[Entries from a dataset]
-- start --

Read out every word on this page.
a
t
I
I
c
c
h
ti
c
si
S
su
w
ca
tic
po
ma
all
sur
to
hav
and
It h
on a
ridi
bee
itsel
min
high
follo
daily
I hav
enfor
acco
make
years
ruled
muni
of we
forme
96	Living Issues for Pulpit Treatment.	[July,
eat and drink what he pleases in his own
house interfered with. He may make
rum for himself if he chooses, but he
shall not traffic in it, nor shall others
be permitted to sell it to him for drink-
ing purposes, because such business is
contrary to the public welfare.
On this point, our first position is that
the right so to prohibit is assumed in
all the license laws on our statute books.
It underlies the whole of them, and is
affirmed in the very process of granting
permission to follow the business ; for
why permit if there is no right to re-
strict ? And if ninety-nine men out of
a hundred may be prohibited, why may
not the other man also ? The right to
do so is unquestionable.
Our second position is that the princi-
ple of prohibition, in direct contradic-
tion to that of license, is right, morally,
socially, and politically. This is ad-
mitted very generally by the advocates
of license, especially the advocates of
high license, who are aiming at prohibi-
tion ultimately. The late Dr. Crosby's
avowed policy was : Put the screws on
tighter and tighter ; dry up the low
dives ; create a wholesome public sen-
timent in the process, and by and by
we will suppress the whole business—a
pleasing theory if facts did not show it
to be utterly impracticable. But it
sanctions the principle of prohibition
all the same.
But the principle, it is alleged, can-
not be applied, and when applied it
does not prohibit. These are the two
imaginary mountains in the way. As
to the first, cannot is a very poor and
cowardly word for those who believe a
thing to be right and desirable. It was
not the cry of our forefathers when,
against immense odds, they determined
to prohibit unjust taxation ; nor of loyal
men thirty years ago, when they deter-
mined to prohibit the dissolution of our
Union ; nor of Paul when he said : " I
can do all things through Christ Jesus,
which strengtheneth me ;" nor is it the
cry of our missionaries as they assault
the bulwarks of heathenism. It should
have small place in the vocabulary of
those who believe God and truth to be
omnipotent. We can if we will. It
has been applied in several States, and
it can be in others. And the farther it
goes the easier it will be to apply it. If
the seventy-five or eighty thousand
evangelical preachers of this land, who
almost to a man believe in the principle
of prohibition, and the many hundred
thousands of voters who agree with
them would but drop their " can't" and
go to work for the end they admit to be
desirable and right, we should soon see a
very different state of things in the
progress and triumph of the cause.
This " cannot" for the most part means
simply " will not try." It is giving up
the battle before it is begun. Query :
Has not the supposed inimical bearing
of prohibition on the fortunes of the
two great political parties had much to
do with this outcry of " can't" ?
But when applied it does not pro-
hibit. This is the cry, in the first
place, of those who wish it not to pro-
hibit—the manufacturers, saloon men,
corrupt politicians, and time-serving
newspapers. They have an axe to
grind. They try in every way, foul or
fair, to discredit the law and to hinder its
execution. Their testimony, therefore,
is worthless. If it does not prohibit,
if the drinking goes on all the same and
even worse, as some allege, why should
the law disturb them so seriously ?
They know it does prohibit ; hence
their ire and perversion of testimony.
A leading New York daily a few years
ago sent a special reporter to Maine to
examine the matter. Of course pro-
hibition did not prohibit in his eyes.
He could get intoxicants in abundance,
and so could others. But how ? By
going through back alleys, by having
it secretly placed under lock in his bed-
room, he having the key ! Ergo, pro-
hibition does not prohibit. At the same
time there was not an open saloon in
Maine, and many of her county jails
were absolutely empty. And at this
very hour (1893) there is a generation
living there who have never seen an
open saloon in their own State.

-- end --

Task goal -> Answer with one number: how many lines in the listing hold "hundred".

Answer to the task -> 2